AVAILABLE RECORDS =>
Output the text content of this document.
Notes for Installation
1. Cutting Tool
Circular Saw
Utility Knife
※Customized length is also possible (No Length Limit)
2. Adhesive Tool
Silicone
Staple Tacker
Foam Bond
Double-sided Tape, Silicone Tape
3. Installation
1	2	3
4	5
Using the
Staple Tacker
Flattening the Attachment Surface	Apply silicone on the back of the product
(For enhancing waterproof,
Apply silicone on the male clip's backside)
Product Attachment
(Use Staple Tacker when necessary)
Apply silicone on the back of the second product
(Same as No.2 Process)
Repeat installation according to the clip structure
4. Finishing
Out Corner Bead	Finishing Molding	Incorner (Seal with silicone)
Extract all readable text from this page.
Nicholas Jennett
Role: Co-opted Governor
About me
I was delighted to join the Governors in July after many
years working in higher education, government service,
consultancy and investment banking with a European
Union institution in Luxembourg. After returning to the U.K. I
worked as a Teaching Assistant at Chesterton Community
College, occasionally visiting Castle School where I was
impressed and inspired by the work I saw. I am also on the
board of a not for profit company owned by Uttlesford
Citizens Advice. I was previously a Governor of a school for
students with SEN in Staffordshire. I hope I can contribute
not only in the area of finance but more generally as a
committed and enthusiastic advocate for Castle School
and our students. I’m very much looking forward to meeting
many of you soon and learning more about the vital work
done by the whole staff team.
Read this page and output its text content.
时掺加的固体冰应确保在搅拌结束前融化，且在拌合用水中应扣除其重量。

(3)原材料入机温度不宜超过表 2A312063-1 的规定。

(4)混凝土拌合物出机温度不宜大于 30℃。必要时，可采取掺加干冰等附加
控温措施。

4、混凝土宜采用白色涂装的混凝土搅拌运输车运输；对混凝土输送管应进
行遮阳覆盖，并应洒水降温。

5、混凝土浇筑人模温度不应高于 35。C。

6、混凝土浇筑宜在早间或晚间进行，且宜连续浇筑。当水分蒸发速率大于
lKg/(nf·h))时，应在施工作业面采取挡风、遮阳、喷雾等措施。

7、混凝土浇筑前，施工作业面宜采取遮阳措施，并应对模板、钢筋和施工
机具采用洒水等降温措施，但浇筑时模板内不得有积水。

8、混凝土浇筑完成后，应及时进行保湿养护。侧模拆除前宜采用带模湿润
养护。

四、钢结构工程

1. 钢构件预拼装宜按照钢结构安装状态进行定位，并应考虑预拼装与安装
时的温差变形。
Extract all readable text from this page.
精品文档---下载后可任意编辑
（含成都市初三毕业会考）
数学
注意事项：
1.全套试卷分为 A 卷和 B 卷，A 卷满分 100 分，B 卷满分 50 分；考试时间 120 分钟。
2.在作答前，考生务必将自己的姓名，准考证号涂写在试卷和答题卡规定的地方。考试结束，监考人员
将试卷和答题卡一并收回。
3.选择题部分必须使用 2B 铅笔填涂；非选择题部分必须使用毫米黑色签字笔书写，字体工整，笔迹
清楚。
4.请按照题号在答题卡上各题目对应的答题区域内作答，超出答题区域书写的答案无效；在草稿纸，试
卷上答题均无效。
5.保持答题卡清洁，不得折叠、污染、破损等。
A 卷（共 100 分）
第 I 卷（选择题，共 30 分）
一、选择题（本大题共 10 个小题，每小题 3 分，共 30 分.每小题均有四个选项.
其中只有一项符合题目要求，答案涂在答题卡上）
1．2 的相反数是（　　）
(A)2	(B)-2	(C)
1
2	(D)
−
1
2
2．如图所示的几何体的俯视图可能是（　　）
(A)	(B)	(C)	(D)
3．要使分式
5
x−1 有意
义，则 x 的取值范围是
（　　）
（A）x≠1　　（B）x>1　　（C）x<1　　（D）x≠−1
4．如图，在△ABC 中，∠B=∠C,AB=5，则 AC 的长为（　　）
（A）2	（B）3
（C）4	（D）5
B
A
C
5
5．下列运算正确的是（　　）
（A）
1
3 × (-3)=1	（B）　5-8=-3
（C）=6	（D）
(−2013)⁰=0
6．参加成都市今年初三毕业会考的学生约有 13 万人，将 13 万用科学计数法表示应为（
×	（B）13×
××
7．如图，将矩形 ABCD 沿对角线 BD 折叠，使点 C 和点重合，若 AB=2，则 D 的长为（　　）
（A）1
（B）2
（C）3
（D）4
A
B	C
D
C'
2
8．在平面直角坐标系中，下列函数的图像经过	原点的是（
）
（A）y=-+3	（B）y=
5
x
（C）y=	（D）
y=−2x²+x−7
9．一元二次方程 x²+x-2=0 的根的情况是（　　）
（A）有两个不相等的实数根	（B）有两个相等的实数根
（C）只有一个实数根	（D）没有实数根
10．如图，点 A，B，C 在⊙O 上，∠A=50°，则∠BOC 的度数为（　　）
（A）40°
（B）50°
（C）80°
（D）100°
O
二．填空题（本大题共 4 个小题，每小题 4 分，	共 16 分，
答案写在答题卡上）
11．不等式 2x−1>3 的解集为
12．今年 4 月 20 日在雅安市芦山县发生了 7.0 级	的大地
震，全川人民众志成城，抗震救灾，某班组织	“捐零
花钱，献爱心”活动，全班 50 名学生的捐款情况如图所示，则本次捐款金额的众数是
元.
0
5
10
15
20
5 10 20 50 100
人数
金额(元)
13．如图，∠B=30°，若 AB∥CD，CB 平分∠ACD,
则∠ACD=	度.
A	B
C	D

INSTRUCTIONS FOR THE TASK => Return, word for word, each line from the line that contains "Read this page and output its text content." to the end of the listing above; include both end lines and nothing else.

WRITTEN SOLUTION =>
Read this page and output its text content.
时掺加的固体冰应确保在搅拌结束前融化，且在拌合用水中应扣除其重量。

(3)原材料入机温度不宜超过表 2A312063-1 的规定。

(4)混凝土拌合物出机温度不宜大于 30℃。必要时，可采取掺加干冰等附加
控温措施。

4、混凝土宜采用白色涂装的混凝土搅拌运输车运输；对混凝土输送管应进
行遮阳覆盖，并应洒水降温。

5、混凝土浇筑人模温度不应高于 35。C。

6、混凝土浇筑宜在早间或晚间进行，且宜连续浇筑。当水分蒸发速率大于
lKg/(nf·h))时，应在施工作业面采取挡风、遮阳、喷雾等措施。

7、混凝土浇筑前，施工作业面宜采取遮阳措施，并应对模板、钢筋和施工
机具采用洒水等降温措施，但浇筑时模板内不得有积水。

8、混凝土浇筑完成后，应及时进行保湿养护。侧模拆除前宜采用带模湿润
养护。

四、钢结构工程

1. 钢构件预拼装宜按照钢结构安装状态进行定位，并应考虑预拼装与安装
时的温差变形。
Extract all readable text from this page.
精品文档---下载后可任意编辑
（含成都市初三毕业会考）
数学
注意事项：
1.全套试卷分为 A 卷和 B 卷，A 卷满分 100 分，B 卷满分 50 分；考试时间 120 分钟。
2.在作答前，考生务必将自己的姓名，准考证号涂写在试卷和答题卡规定的地方。考试结束，监考人员
将试卷和答题卡一并收回。
3.选择题部分必须使用 2B 铅笔填涂；非选择题部分必须使用毫米黑色签字笔书写，字体工整，笔迹
清楚。
4.请按照题号在答题卡上各题目对应的答题区域内作答，超出答题区域书写的答案无效；在草稿纸，试
卷上答题均无效。
5.保持答题卡清洁，不得折叠、污染、破损等。
A 卷（共 100 分）
第 I 卷（选择题，共 30 分）
一、选择题（本大题共 10 个小题，每小题 3 分，共 30 分.每小题均有四个选项.
其中只有一项符合题目要求，答案涂在答题卡上）
1．2 的相反数是（　　）
(A)2	(B)-2	(C)
1
2	(D)
−
1
2
2．如图所示的几何体的俯视图可能是（　　）
(A)	(B)	(C)	(D)
3．要使分式
5
x−1 有意
义，则 x 的取值范围是
（　　）
（A）x≠1　　（B）x>1　　（C）x<1　　（D）x≠−1
4．如图，在△ABC 中，∠B=∠C,AB=5，则 AC 的长为（　　）
（A）2	（B）3
（C）4	（D）5
B
A
C
5
5．下列运算正确的是（　　）
（A）
1
3 × (-3)=1	（B）　5-8=-3
（C）=6	（D）
(−2013)⁰=0
6．参加成都市今年初三毕业会考的学生约有 13 万人，将 13 万用科学计数法表示应为（
×	（B）13×
××
7．如图，将矩形 ABCD 沿对角线 BD 折叠，使点 C 和点重合，若 AB=2，则 D 的长为（　　）
（A）1
（B）2
（C）3
（D）4
A
B	C
D
C'
2
8．在平面直角坐标系中，下列函数的图像经过	原点的是（
）
（A）y=-+3	（B）y=
5
x
（C）y=	（D）
y=−2x²+x−7
9．一元二次方程 x²+x-2=0 的根的情况是（　　）
（A）有两个不相等的实数根	（B）有两个相等的实数根
（C）只有一个实数根	（D）没有实数根
10．如图，点 A，B，C 在⊙O 上，∠A=50°，则∠BOC 的度数为（　　）
（A）40°
（B）50°
（C）80°
（D）100°
O
二．填空题（本大题共 4 个小题，每小题 4 分，	共 16 分，
答案写在答题卡上）
11．不等式 2x−1>3 的解集为
12．今年 4 月 20 日在雅安市芦山县发生了 7.0 级	的大地
震，全川人民众志成城，抗震救灾，某班组织	“捐零
花钱，献爱心”活动，全班 50 名学生的捐款情况如图所示，则本次捐款金额的众数是
元.
0
5
10
15
20
5 10 20 50 100
人数
金额(元)
13．如图，∠B=30°，若 AB∥CD，CB 平分∠ACD,
则∠ACD=	度.
A	B
C	D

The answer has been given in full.